▶ _Provided text_:
— Begin —
Okay, let's dive in :) But let me preface this by saying I'm not an electrician. I have learned by being around boatyards, reading the ABYC standards (cookbook approach to best practices on boats), talking with people who are trained, reading articles online, and doing (on my own RV/boat). As always, electricity can be dangerous, keep in mind your comfort level, etc. etc.

I "get" coastal Texas. I lived in a similar climate for around five years. Hot and Muugggyyyy!!!! (and damp and chilly in the winter, yay). So yeah, I don't think you're going to be removing your air-conditioner (I did, but my situation is completely different).

Your answers make all the difference, so we can start barking up the right tree.

Kirah wrote:
To answer your questions:

How do I use it?
...main use case - go somewhere, hook up, and use it as shelter to cool down between hikes.

--But I also get to do longer trips every couple of years, when I can end up in state parks, National Forests, or overflow parking. And every so often I end up just camping in someone's driveway for a few days.

--When traveling, it's often my only vehicle, so it spends much of the day on the highway, on washboard, bumping through a wildlife refuge, or just parked in a lot or a pull-off. On long highway days, I'll often pull into a rest area mid-afternoon, crank up the generator to run the A/C, and take a good nap in a real bed - man I love this thing!

--At home, I have a rented garage where I can plug it in to keep batteries charged (I plug in the house batteries and put a tender on the engine battery). It gets really hot in there, though, in the middle of the summer, but not as hot as sitting in the sun.


Okay, so right away, my thought is you need a GOOD shore charger, and definitely one with remote temperature compensation. You're plugged in probably 95% of the time (including when you're not using it in the calculation), and you live in a hot climate. Batteries hate heat (sorry to say). BTW, the generator also passes its power through the shore charger so you kind of get double-duty. .
— End —
▶ _Job 1_:
In the RV battery post, what feature does the writer say the shore charger should definitely have?

▶ _Extracted material_:
— Begin —
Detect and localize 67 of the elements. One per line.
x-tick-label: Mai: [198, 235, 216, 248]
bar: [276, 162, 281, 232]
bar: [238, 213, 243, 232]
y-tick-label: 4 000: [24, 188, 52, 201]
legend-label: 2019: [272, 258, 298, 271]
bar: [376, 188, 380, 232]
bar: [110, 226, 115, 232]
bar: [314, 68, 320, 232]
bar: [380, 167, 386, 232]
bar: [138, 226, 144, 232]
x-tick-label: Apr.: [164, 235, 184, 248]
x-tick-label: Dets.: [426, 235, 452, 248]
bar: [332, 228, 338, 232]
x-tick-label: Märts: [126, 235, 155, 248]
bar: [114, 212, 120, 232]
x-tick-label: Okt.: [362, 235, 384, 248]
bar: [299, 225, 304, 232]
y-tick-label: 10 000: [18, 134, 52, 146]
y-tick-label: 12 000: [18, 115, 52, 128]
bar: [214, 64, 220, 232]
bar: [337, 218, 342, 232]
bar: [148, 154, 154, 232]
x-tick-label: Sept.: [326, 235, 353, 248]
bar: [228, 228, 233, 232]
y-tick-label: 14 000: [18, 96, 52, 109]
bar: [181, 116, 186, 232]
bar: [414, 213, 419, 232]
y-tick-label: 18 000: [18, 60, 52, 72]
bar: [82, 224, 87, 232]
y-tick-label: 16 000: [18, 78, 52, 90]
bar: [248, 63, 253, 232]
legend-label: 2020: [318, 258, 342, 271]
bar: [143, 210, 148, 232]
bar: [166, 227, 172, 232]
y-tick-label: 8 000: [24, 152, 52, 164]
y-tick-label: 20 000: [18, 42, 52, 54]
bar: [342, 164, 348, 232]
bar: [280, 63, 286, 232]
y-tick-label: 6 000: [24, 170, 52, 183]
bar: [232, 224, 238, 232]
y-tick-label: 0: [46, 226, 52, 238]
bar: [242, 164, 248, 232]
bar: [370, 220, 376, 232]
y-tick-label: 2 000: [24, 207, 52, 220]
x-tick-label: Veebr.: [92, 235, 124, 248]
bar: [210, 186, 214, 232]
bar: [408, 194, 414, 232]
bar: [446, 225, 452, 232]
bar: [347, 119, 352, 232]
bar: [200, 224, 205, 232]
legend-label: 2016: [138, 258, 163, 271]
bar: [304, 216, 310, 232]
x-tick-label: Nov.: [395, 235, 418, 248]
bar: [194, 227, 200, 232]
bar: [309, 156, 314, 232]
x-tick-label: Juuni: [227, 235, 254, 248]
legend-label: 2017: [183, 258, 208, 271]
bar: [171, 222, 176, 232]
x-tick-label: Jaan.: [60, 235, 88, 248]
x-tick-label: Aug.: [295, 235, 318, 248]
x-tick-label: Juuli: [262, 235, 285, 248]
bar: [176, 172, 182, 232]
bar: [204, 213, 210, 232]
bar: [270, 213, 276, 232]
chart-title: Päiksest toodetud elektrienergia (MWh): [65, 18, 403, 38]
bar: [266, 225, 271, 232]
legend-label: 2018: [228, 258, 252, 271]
— End —
▶ _Job 2_:
Output the listing, from its first line through the line containing "y-tick-label: 10 000: [18, 134, 52, 146]", inclusive, as a Markdown table with the columns Row and Line, leaving out blank lines.

▶ _Correct output 1_:
Remote temperature compensation.

▶ _Correct output 2_:
| Row | Line |
|---|---|
| 1 | Detect and localize 67 of the elements. One per line. |
| 2 | x-tick-label: Mai: [198, 235, 216, 248] |
| 3 | bar: [276, 162, 281, 232] |
| 4 | bar: [238, 213, 243, 232] |
| 5 | y-tick-label: 4 000: [24, 188, 52, 201] |
| 6 | legend-label: 2019: [272, 258, 298, 271] |
| 7 | bar: [376, 188, 380, 232] |
| 8 | bar: [110, 226, 115, 232] |
| 9 | bar: [314, 68, 320, 232] |
| 10 | bar: [380, 167, 386, 232] |
| 11 | bar: [138, 226, 144, 232] |
| 12 | x-tick-label: Apr.: [164, 235, 184, 248] |
| 13 | x-tick-label: Dets.: [426, 235, 452, 248] |
| 14 | bar: [332, 228, 338, 232] |
| 15 | x-tick-label: Märts: [126, 235, 155, 248] |
| 16 | bar: [114, 212, 120, 232] |
| 17 | x-tick-label: Okt.: [362, 235, 384, 248] |
| 18 | bar: [299, 225, 304, 232] |
| 19 | y-tick-label: 10 000: [18, 134, 52, 146] |